Leave out the pictures and repeat the rest of the material exactly.

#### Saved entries
<<<<
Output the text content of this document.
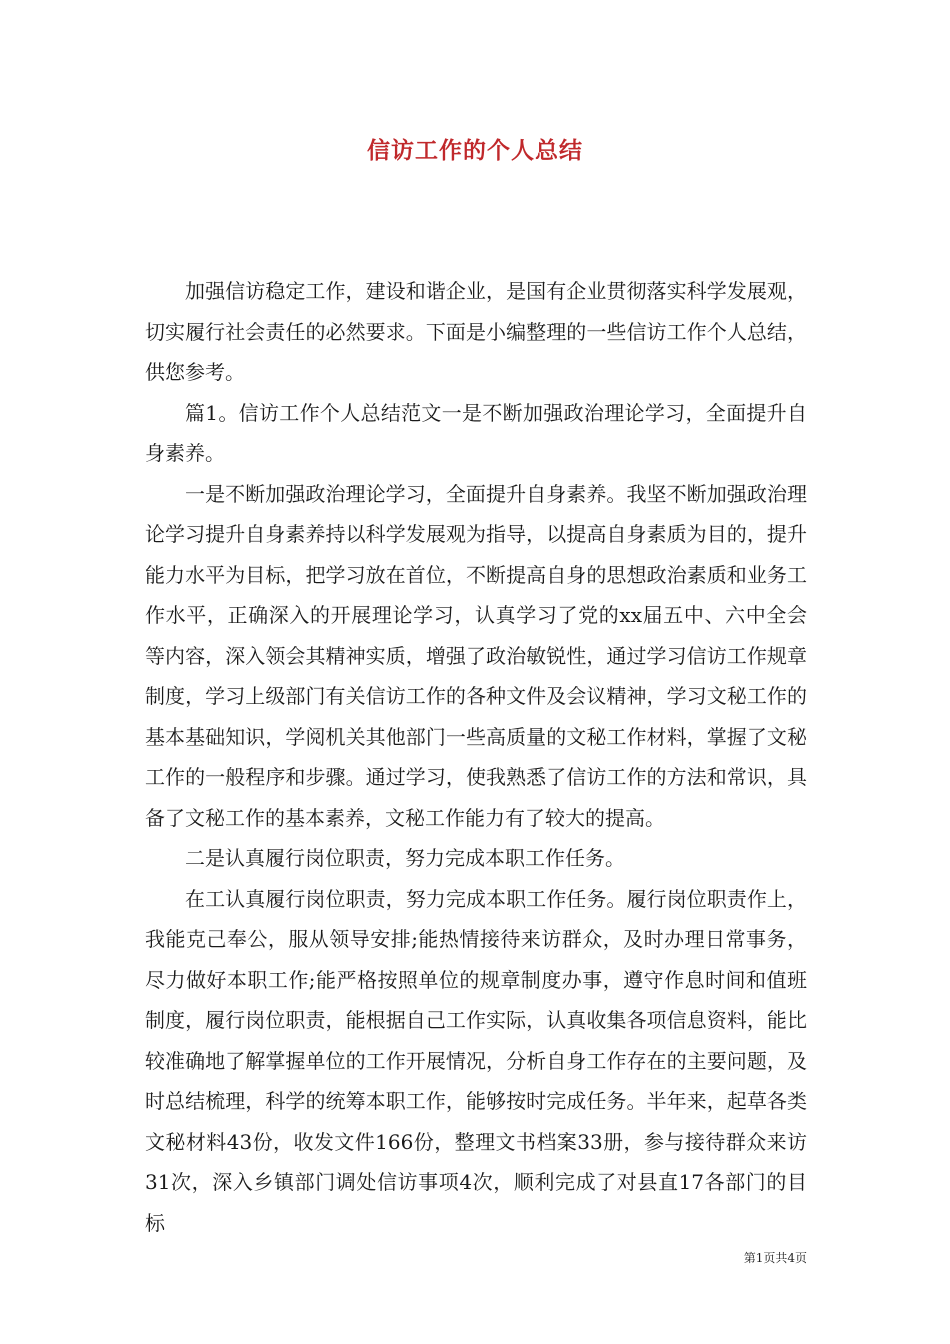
信访工作的个人总结

加强信访稳定工作，建设和谐企业，是国有企业贯彻落实科学发展观，切实履行社会责任的必然要求。下面是小编整理的一些信访工作个人总结，供您参考。

篇1。信访工作个人总结范文一是不断加强政治理论学习，全面提升自身素养。

一是不断加强政治理论学习，全面提升自身素养。我坚不断加强政治理论学习提升自身素养持以科学发展观为指导，以提高自身素质为目的，提升能力水平为目标，把学习放在首位，不断提高自身的思想政治素质和业务工作水平，正确深入的开展理论学习，认真学习了党的xx届五中、六中全会等内容，深入领会其精神实质，增强了政治敏锐性，通过学习信访工作规章制度，学习上级部门有关信访工作的各种文件及会议精神，学习文秘工作的基本基础知识，学阅机关其他部门一些高质量的文秘工作材料，掌握了文秘工作的一般程序和步骤。通过学习，使我熟悉了信访工作的方法和常识，具备了文秘工作的基本素养，文秘工作能力有了较大的提高。

二是认真履行岗位职责，努力完成本职工作任务。

在工认真履行岗位职责，努力完成本职工作任务。履行岗位职责作上，我能克己奉公，服从领导安排;能热情接待来访群众，及时办理日常事务，尽力做好本职工作;能严格按照单位的规章制度办事，遵守作息时间和值班制度，履行岗位职责，能根据自己工作实际，认真收集各项信息资料，能比较准确地了解掌握单位的工作开展情况，分析自身工作存在的主要问题，及时总结梳理，科学的统筹本职工作，能够按时完成任务。半年来，起草各类文秘材料43份，收发文件166份，整理文书档案33册，参与接待群众来访31次，深入乡镇部门调处信访事项4次，顺利完成了对县直17各部门的目标

第1页共4页
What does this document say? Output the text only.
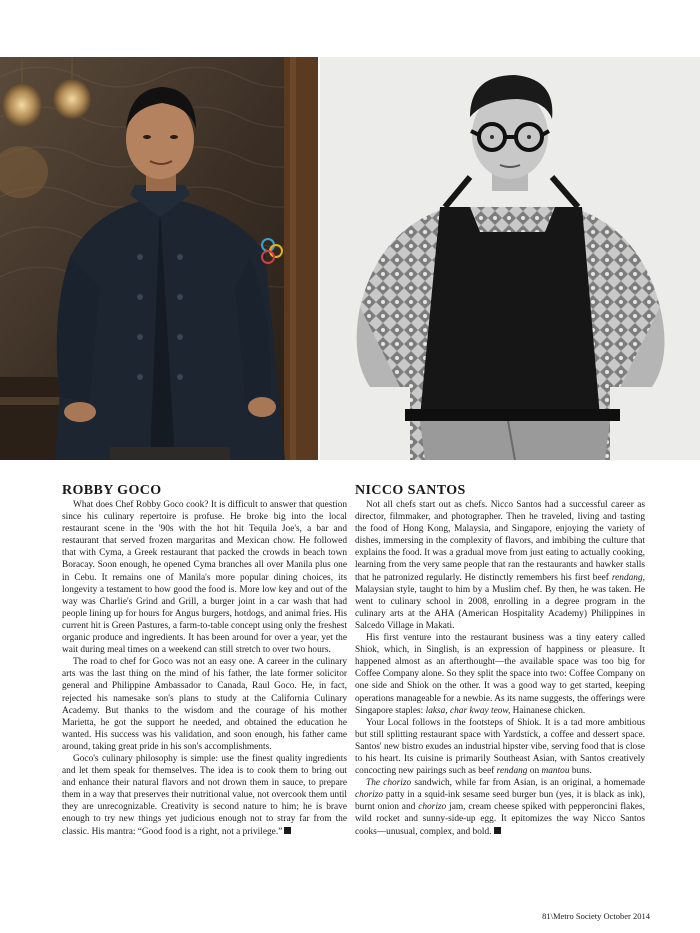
ROBBY GOCO

What does Chef Robby Goco cook? It is difficult to answer that question since his culinary repertoire is profuse. He broke big into the local restaurant scene in the '90s with the hot hit Tequila Joe's, a bar and restaurant that served frozen margaritas and Mexican chow. He followed that with Cyma, a Greek restaurant that packed the crowds in beach town Boracay. Soon enough, he opened Cyma branches all over Manila plus one in Cebu. It remains one of Manila's more popular dining choices, its longevity a testament to how good the food is. More low key and out of the way was Charlie's Grind and Grill, a burger joint in a car wash that had people lining up for hours for Angus burgers, hotdogs, and animal fries. His current hit is Green Pastures, a farm-to-table concept using only the freshest organic produce and ingredients. It has been around for over a year, yet the wait during meal times on a weekend can still stretch to over two hours.

The road to chef for Goco was not an easy one. A career in the culinary arts was the last thing on the mind of his father, the late former solicitor general and Philippine Ambassador to Canada, Raul Goco. He, in fact, rejected his namesake son's plans to study at the California Culinary Academy. But thanks to the wisdom and the courage of his mother Marietta, he got the support he needed, and obtained the education he wanted. His success was his validation, and soon enough, his father came around, taking great pride in his son's accomplishments.

Goco's culinary philosophy is simple: use the finest quality ingredients and let them speak for themselves. The idea is to cook them to bring out and enhance their natural flavors and not drown them in sauce, to prepare them in a way that preserves their nutritional value, not overcook them until they are unrecognizable. Creativity is second nature to him; he is brave enough to try new things yet judicious enough not to stray far from the classic. His mantra: “Good food is a right, not a privilege.”

NICCO SANTOS

Not all chefs start out as chefs. Nicco Santos had a successful career as director, filmmaker, and photographer. Then he traveled, living and tasting the food of Hong Kong, Malaysia, and Singapore, enjoying the variety of dishes, immersing in the complexity of flavors, and imbibing the culture that explains the food. It was a gradual move from just eating to actually cooking, learning from the very same people that ran the restaurants and hawker stalls that he patronized regularly. He distinctly remembers his first beef rendang, Malaysian style, taught to him by a Muslim chef. By then, he was taken. He went to culinary school in 2008, enrolling in a degree program in the culinary arts at the AHA (American Hospitality Academy) Philippines in Salcedo Village in Makati.

His first venture into the restaurant business was a tiny eatery called Shiok, which, in Singlish, is an expression of happiness or pleasure. It happened almost as an afterthought—the available space was too big for Coffee Company alone. So they split the space into two: Coffee Company on one side and Shiok on the other. It was a good way to get started, keeping operations manageable for a newbie. As its name suggests, the offerings were Singapore staples: laksa, char kway teow, Hainanese chicken.

Your Local follows in the footsteps of Shiok. It is a tad more ambitious but still splitting restaurant space with Yardstick, a coffee and dessert space. Santos' new bistro exudes an industrial hipster vibe, serving food that is close to his heart. Its cuisine is primarily Southeast Asian, with Santos creatively concocting new pairings such as beef rendang on mantou buns.

The chorizo sandwich, while far from Asian, is an original, a homemade chorizo patty in a squid-ink sesame seed burger bun (yes, it is black as ink), burnt onion and chorizo jam, cream cheese spiked with pepperoncini flakes, wild rocket and sunny-side-up egg. It epitomizes the way Nicco Santos cooks—unusual, complex, and bold.

81\Metro Society October 2014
>>>>
#### Solution
Output the text content of this document.
信访工作的个人总结

加强信访稳定工作，建设和谐企业，是国有企业贯彻落实科学发展观，切实履行社会责任的必然要求。下面是小编整理的一些信访工作个人总结，供您参考。

篇1。信访工作个人总结范文一是不断加强政治理论学习，全面提升自身素养。

一是不断加强政治理论学习，全面提升自身素养。我坚不断加强政治理论学习提升自身素养持以科学发展观为指导，以提高自身素质为目的，提升能力水平为目标，把学习放在首位，不断提高自身的思想政治素质和业务工作水平，正确深入的开展理论学习，认真学习了党的xx届五中、六中全会等内容，深入领会其精神实质，增强了政治敏锐性，通过学习信访工作规章制度，学习上级部门有关信访工作的各种文件及会议精神，学习文秘工作的基本基础知识，学阅机关其他部门一些高质量的文秘工作材料，掌握了文秘工作的一般程序和步骤。通过学习，使我熟悉了信访工作的方法和常识，具备了文秘工作的基本素养，文秘工作能力有了较大的提高。

二是认真履行岗位职责，努力完成本职工作任务。

在工认真履行岗位职责，努力完成本职工作任务。履行岗位职责作上，我能克己奉公，服从领导安排;能热情接待来访群众，及时办理日常事务，尽力做好本职工作;能严格按照单位的规章制度办事，遵守作息时间和值班制度，履行岗位职责，能根据自己工作实际，认真收集各项信息资料，能比较准确地了解掌握单位的工作开展情况，分析自身工作存在的主要问题，及时总结梳理，科学的统筹本职工作，能够按时完成任务。半年来，起草各类文秘材料43份，收发文件166份，整理文书档案33册，参与接待群众来访31次，深入乡镇部门调处信访事项4次，顺利完成了对县直17各部门的目标

第1页共4页
What does this document say? Output the text only.
ROBBY GOCO

What does Chef Robby Goco cook? It is difficult to answer that question since his culinary repertoire is profuse. He broke big into the local restaurant scene in the '90s with the hot hit Tequila Joe's, a bar and restaurant that served frozen margaritas and Mexican chow. He followed that with Cyma, a Greek restaurant that packed the crowds in beach town Boracay. Soon enough, he opened Cyma branches all over Manila plus one in Cebu. It remains one of Manila's more popular dining choices, its longevity a testament to how good the food is. More low key and out of the way was Charlie's Grind and Grill, a burger joint in a car wash that had people lining up for hours for Angus burgers, hotdogs, and animal fries. His current hit is Green Pastures, a farm-to-table concept using only the freshest organic produce and ingredients. It has been around for over a year, yet the wait during meal times on a weekend can still stretch to over two hours.

The road to chef for Goco was not an easy one. A career in the culinary arts was the last thing on the mind of his father, the late former solicitor general and Philippine Ambassador to Canada, Raul Goco. He, in fact, rejected his namesake son's plans to study at the California Culinary Academy. But thanks to the wisdom and the courage of his mother Marietta, he got the support he needed, and obtained the education he wanted. His success was his validation, and soon enough, his father came around, taking great pride in his son's accomplishments.

Goco's culinary philosophy is simple: use the finest quality ingredients and let them speak for themselves. The idea is to cook them to bring out and enhance their natural flavors and not drown them in sauce, to prepare them in a way that preserves their nutritional value, not overcook them until they are unrecognizable. Creativity is second nature to him; he is brave enough to try new things yet judicious enough not to stray far from the classic. His mantra: “Good food is a right, not a privilege.”

NICCO SANTOS

Not all chefs start out as chefs. Nicco Santos had a successful career as director, filmmaker, and photographer. Then he traveled, living and tasting the food of Hong Kong, Malaysia, and Singapore, enjoying the variety of dishes, immersing in the complexity of flavors, and imbibing the culture that explains the food. It was a gradual move from just eating to actually cooking, learning from the very same people that ran the restaurants and hawker stalls that he patronized regularly. He distinctly remembers his first beef rendang, Malaysian style, taught to him by a Muslim chef. By then, he was taken. He went to culinary school in 2008, enrolling in a degree program in the culinary arts at the AHA (American Hospitality Academy) Philippines in Salcedo Village in Makati.

His first venture into the restaurant business was a tiny eatery called Shiok, which, in Singlish, is an expression of happiness or pleasure. It happened almost as an afterthought—the available space was too big for Coffee Company alone. So they split the space into two: Coffee Company on one side and Shiok on the other. It was a good way to get started, keeping operations manageable for a newbie. As its name suggests, the offerings were Singapore staples: laksa, char kway teow, Hainanese chicken.

Your Local follows in the footsteps of Shiok. It is a tad more ambitious but still splitting restaurant space with Yardstick, a coffee and dessert space. Santos' new bistro exudes an industrial hipster vibe, serving food that is close to his heart. Its cuisine is primarily Southeast Asian, with Santos creatively concocting new pairings such as beef rendang on mantou buns.

The chorizo sandwich, while far from Asian, is an original, a homemade chorizo patty in a squid-ink sesame seed burger bun (yes, it is black as ink), burnt onion and chorizo jam, cream cheese spiked with pepperoncini flakes, wild rocket and sunny-side-up egg. It epitomizes the way Nicco Santos cooks—unusual, complex, and bold.

81\Metro Society October 2014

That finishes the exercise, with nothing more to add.